(Dataset items)

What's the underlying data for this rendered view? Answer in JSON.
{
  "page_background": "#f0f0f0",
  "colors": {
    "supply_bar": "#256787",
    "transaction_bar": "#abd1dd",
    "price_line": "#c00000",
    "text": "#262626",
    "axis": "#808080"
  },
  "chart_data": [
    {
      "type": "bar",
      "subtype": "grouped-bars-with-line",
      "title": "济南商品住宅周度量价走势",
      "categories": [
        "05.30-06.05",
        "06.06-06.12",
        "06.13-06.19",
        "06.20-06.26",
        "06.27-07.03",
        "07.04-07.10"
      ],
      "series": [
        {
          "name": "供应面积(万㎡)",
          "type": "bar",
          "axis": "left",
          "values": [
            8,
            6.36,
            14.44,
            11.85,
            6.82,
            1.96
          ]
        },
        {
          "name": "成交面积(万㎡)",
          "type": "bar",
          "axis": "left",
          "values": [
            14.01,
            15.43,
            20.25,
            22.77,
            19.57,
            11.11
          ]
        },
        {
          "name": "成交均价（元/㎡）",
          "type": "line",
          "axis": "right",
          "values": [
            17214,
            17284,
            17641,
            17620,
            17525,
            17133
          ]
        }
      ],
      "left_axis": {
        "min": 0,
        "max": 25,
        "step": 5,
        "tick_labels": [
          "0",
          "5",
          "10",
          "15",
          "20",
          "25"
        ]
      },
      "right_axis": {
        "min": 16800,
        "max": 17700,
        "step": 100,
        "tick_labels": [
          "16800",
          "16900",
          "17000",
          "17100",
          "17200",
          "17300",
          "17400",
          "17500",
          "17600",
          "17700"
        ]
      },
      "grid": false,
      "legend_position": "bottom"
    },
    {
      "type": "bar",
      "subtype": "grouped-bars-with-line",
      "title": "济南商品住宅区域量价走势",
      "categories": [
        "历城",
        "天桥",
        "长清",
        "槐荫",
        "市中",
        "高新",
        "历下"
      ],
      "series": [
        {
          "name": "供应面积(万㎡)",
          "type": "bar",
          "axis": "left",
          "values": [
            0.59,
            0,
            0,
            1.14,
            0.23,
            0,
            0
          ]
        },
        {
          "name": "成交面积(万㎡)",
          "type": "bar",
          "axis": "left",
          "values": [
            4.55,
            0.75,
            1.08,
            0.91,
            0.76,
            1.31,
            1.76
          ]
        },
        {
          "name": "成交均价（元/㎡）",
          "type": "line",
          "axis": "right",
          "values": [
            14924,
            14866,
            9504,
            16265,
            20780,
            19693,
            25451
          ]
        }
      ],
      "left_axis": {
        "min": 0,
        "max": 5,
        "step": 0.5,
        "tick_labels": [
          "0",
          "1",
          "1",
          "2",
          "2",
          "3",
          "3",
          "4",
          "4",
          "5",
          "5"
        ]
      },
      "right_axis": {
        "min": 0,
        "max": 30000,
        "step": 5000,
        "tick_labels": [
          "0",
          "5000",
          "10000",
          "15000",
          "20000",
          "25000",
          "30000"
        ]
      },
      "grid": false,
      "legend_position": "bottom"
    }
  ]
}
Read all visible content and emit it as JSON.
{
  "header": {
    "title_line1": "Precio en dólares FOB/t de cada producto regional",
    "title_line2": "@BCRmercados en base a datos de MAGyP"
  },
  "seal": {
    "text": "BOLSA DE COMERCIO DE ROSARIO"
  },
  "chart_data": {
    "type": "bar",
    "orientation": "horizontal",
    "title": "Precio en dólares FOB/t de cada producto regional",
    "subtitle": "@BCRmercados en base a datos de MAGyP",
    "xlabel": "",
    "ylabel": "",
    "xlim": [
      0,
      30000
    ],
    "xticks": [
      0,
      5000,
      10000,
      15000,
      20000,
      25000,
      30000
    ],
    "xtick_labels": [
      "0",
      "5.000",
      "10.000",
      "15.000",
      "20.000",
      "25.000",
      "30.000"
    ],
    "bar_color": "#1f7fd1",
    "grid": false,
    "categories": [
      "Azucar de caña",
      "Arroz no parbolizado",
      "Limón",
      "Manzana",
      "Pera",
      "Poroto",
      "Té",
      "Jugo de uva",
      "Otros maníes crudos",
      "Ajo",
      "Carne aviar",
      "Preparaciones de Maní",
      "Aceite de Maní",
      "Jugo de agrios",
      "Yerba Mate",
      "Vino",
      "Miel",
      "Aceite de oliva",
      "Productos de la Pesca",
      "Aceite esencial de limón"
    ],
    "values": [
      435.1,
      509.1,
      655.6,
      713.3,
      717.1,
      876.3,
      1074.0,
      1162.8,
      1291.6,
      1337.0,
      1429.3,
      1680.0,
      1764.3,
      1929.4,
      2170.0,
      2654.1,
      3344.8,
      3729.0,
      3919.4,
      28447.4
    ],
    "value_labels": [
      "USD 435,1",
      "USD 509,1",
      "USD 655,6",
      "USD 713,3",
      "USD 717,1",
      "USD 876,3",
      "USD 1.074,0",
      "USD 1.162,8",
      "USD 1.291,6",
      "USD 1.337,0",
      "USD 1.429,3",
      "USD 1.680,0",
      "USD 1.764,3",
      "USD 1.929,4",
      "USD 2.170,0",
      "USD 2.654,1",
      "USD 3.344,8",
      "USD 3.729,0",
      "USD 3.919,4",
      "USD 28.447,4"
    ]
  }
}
--
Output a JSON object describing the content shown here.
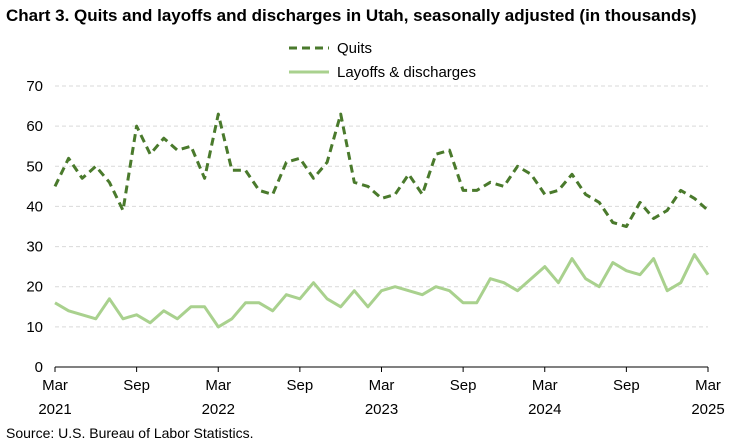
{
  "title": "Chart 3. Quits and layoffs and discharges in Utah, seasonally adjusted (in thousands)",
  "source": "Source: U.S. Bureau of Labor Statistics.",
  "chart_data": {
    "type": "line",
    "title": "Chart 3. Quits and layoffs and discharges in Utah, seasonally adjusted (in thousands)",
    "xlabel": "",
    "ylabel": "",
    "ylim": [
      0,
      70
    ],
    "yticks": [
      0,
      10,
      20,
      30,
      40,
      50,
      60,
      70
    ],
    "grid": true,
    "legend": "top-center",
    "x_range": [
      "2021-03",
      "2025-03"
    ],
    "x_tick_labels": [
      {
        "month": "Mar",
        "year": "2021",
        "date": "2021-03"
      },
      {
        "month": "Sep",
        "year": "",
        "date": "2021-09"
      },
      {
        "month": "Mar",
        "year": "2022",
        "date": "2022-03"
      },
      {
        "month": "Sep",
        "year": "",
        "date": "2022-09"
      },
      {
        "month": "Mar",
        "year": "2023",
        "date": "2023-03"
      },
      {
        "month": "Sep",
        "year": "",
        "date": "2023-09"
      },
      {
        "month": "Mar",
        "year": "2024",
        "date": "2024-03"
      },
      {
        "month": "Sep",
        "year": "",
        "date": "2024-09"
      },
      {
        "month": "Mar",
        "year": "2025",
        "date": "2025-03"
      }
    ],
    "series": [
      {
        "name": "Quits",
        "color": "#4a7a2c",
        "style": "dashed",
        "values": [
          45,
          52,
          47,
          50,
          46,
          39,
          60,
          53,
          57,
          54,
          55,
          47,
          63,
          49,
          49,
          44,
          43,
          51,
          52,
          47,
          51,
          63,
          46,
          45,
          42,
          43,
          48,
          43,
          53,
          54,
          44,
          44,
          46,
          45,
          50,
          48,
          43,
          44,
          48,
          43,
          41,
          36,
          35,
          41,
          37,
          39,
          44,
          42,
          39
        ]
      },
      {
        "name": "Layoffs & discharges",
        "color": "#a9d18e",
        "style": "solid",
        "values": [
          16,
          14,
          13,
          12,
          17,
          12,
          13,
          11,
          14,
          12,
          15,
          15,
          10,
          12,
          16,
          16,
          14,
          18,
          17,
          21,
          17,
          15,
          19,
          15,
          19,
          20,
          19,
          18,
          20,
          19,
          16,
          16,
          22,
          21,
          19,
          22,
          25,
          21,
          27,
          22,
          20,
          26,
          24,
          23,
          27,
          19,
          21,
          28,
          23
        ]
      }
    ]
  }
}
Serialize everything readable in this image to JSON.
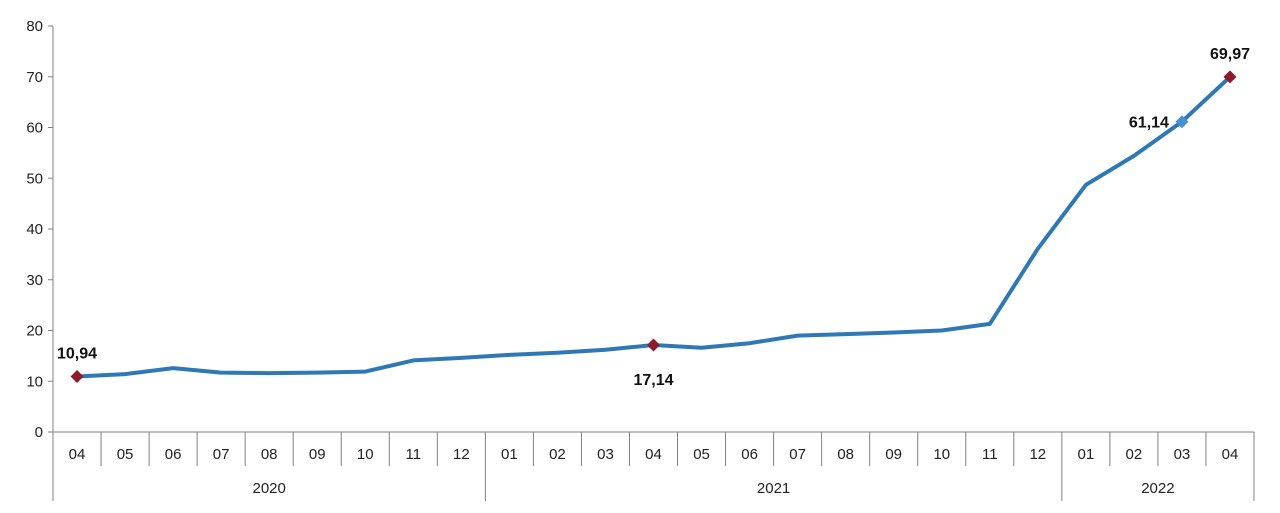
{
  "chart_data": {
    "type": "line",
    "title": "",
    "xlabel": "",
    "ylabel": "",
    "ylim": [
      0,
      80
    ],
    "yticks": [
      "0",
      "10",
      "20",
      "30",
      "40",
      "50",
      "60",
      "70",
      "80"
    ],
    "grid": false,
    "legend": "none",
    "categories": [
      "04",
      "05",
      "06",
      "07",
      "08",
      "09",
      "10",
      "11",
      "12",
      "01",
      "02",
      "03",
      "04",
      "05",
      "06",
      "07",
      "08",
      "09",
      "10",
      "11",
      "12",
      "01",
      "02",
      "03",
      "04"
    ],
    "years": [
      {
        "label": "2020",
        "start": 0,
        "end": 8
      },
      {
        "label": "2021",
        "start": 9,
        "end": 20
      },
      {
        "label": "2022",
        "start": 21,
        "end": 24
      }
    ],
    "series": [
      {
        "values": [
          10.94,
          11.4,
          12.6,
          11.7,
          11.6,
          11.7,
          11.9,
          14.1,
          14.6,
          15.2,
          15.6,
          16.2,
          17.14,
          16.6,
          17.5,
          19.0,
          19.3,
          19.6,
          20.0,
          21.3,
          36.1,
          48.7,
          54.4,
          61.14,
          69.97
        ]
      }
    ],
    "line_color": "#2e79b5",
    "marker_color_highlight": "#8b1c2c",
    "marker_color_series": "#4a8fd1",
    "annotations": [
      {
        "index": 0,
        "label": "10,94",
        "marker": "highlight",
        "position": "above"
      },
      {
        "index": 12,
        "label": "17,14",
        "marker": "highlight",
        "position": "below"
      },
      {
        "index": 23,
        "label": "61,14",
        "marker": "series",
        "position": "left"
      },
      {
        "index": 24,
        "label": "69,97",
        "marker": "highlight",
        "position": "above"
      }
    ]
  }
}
--
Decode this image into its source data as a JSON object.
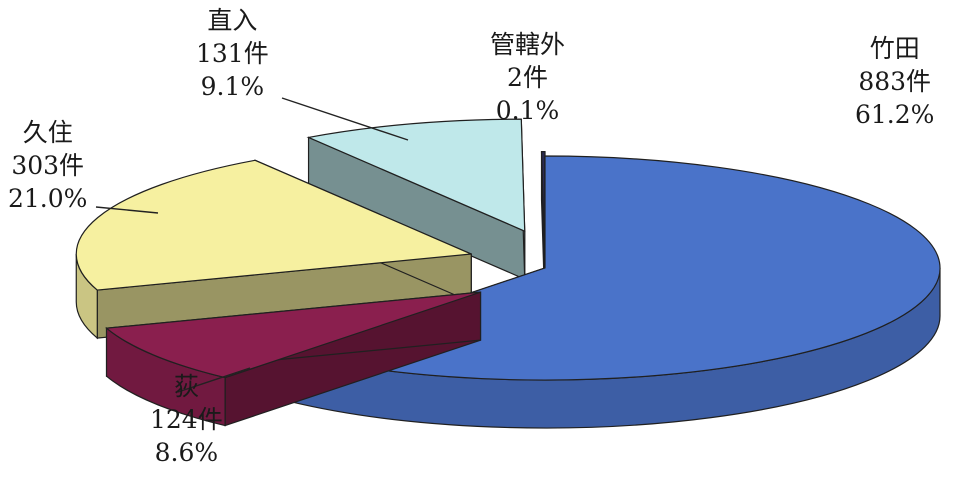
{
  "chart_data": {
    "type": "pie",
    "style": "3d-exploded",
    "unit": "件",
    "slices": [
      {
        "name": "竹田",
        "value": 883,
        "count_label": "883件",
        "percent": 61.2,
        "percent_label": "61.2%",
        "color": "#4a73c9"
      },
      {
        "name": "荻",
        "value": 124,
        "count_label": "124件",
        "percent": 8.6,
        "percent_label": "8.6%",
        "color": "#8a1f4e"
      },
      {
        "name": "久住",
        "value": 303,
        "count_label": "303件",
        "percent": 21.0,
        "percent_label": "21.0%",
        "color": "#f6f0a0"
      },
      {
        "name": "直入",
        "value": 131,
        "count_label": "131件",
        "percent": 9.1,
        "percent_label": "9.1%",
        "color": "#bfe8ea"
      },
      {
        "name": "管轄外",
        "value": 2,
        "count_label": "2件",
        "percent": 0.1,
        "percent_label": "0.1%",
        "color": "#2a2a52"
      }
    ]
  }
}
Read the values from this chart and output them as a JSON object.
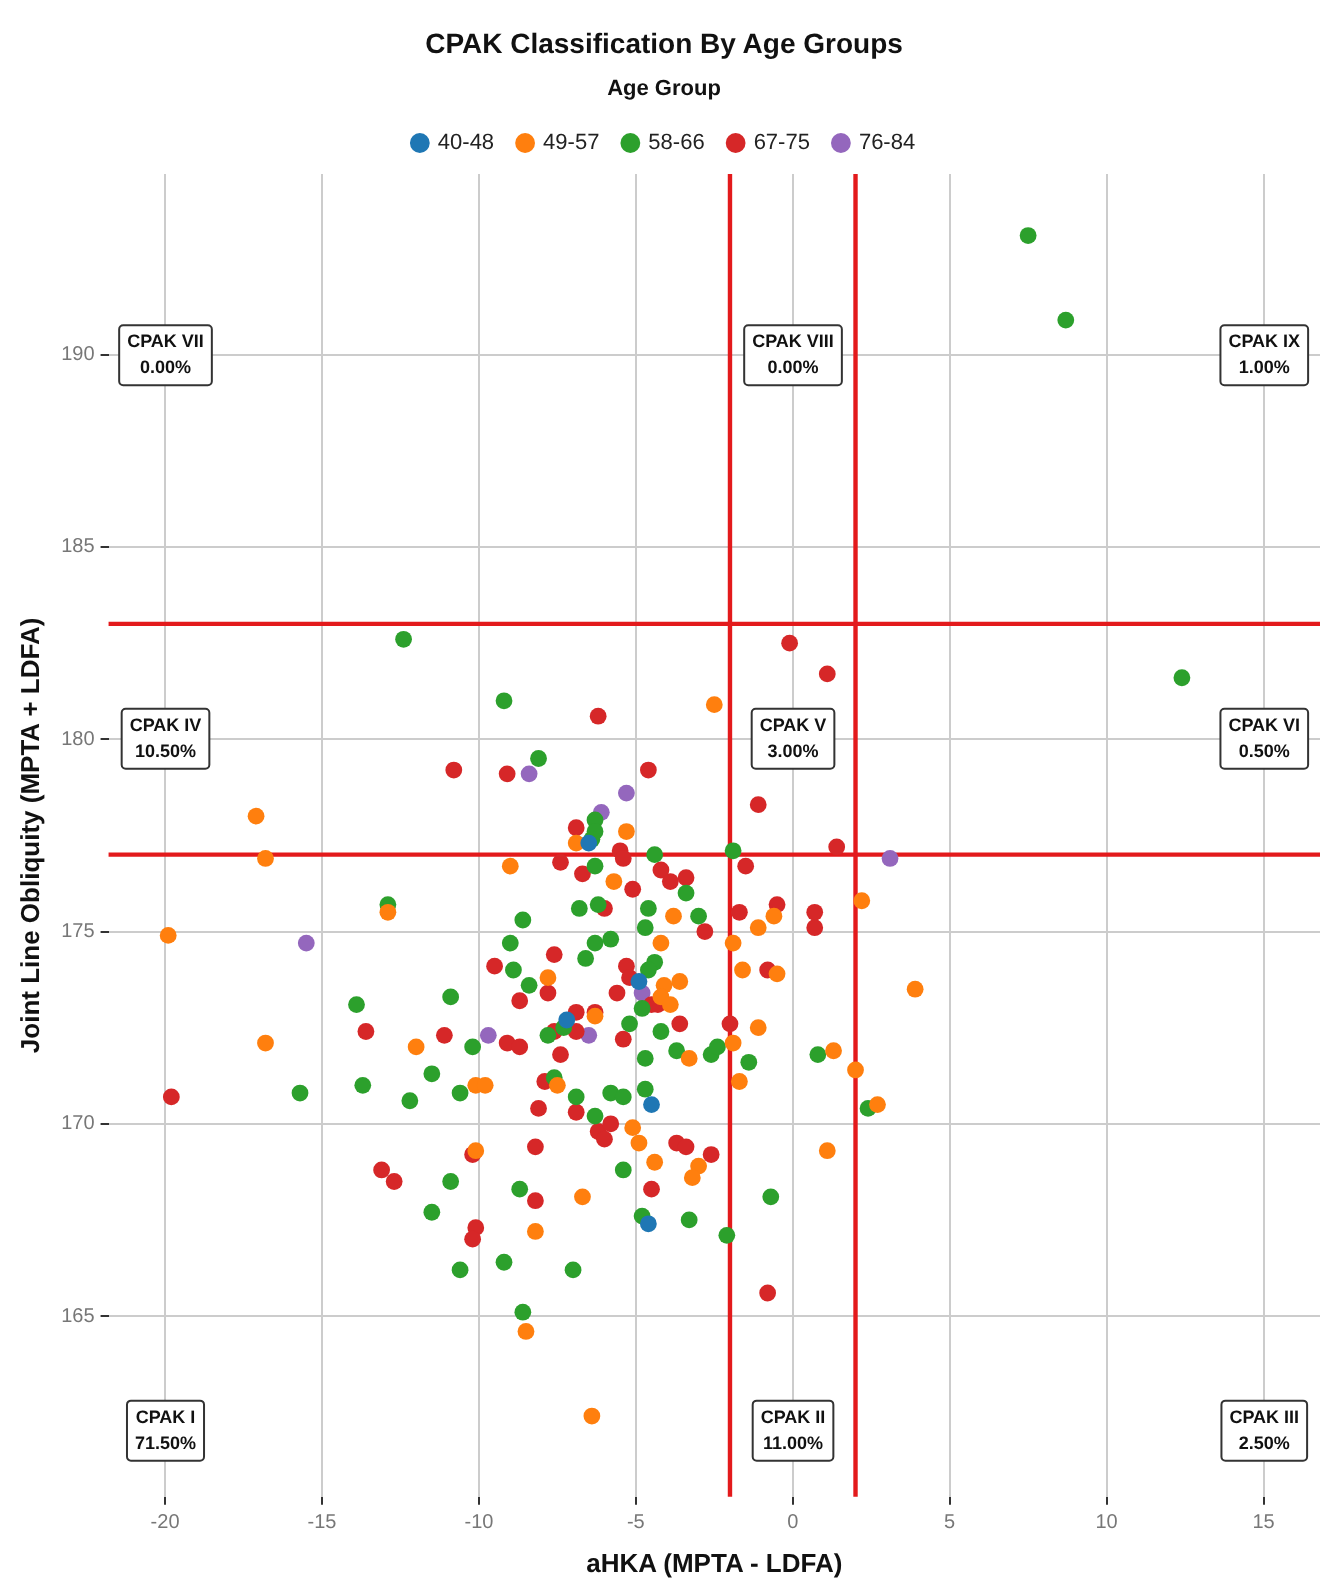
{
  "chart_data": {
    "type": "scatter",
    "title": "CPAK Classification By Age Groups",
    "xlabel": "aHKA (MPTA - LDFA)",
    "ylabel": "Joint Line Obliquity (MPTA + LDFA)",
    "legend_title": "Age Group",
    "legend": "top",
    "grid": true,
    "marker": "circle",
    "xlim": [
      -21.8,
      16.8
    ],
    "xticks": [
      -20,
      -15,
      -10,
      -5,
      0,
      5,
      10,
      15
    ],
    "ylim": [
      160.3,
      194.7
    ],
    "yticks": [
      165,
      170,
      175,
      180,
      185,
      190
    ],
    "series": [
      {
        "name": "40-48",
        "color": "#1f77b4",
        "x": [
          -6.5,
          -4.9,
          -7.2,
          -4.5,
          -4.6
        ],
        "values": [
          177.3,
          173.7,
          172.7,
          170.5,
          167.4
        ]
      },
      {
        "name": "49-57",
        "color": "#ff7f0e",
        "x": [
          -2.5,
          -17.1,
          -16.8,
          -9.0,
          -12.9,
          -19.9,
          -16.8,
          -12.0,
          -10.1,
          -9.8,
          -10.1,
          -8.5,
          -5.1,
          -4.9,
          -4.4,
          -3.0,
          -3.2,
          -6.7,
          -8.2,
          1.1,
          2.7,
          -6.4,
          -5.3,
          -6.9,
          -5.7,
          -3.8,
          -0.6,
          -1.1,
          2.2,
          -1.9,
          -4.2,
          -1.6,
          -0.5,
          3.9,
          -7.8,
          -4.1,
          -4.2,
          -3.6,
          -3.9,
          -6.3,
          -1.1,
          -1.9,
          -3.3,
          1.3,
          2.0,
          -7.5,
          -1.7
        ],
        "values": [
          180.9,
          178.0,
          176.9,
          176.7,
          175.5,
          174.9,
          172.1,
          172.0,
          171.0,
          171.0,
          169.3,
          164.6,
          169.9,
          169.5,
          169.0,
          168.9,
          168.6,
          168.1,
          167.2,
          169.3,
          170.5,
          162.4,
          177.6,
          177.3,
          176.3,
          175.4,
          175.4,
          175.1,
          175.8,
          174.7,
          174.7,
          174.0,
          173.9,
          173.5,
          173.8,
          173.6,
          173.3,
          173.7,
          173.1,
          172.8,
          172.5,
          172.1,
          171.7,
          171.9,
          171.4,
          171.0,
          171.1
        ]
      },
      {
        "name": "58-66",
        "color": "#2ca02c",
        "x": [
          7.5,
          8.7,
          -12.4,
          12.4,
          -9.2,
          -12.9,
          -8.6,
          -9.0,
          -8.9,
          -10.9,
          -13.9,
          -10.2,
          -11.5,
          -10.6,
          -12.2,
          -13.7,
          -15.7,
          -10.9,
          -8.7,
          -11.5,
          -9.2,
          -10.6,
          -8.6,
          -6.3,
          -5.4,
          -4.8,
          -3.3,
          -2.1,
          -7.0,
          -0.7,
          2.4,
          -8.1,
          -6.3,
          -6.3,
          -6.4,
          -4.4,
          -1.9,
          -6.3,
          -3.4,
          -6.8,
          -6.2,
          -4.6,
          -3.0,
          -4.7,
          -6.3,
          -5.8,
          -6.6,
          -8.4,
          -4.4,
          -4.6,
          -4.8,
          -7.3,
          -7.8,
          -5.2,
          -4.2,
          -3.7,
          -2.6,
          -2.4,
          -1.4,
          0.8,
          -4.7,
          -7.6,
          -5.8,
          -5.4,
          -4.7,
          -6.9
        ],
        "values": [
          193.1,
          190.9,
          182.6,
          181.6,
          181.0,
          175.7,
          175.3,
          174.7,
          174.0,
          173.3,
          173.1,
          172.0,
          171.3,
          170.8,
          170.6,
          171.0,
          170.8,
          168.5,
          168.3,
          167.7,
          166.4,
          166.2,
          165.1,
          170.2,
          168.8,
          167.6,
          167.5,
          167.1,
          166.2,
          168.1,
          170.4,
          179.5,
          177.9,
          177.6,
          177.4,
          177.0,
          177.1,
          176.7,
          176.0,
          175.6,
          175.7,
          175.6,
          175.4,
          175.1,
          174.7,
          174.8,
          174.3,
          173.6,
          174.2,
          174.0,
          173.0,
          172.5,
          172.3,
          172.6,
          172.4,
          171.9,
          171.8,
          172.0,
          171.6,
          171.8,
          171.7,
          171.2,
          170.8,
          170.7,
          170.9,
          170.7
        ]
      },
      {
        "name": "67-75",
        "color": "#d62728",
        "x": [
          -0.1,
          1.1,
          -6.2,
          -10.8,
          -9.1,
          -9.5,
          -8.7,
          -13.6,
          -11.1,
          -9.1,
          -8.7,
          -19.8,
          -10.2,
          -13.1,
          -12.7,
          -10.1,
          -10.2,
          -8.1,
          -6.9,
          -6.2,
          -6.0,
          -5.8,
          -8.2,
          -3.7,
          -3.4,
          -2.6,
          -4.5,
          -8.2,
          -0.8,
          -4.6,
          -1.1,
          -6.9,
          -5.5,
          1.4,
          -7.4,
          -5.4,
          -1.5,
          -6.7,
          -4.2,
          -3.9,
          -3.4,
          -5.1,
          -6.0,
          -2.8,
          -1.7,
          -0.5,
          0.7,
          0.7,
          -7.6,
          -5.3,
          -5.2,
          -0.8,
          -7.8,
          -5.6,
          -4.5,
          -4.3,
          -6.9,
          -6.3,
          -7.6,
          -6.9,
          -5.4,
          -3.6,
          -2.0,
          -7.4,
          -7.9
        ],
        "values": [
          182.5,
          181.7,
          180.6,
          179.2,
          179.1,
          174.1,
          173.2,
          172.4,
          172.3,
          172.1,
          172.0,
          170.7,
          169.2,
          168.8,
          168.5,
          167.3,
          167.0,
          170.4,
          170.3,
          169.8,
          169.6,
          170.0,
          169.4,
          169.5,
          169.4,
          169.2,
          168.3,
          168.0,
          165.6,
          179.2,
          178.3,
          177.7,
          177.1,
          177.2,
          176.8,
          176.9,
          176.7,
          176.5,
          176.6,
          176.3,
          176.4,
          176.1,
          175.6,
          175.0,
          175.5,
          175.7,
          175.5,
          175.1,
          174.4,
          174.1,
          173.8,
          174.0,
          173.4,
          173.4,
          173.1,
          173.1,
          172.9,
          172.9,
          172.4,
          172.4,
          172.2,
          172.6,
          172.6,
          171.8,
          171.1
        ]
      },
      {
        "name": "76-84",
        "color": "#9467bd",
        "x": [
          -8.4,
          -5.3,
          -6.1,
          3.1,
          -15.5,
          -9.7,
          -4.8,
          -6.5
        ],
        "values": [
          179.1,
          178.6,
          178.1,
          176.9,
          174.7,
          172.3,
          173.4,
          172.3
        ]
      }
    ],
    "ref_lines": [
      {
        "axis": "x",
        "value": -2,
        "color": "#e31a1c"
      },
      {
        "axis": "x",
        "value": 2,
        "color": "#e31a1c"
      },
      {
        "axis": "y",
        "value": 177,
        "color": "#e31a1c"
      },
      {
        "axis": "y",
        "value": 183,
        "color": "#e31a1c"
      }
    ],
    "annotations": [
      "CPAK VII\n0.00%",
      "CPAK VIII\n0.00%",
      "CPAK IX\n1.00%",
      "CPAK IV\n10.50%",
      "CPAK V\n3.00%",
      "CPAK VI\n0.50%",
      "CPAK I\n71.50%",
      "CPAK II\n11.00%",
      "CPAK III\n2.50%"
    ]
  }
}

• [The problem]
State the number of lines in the records that include "date", and write nothing else.

• [Result]
9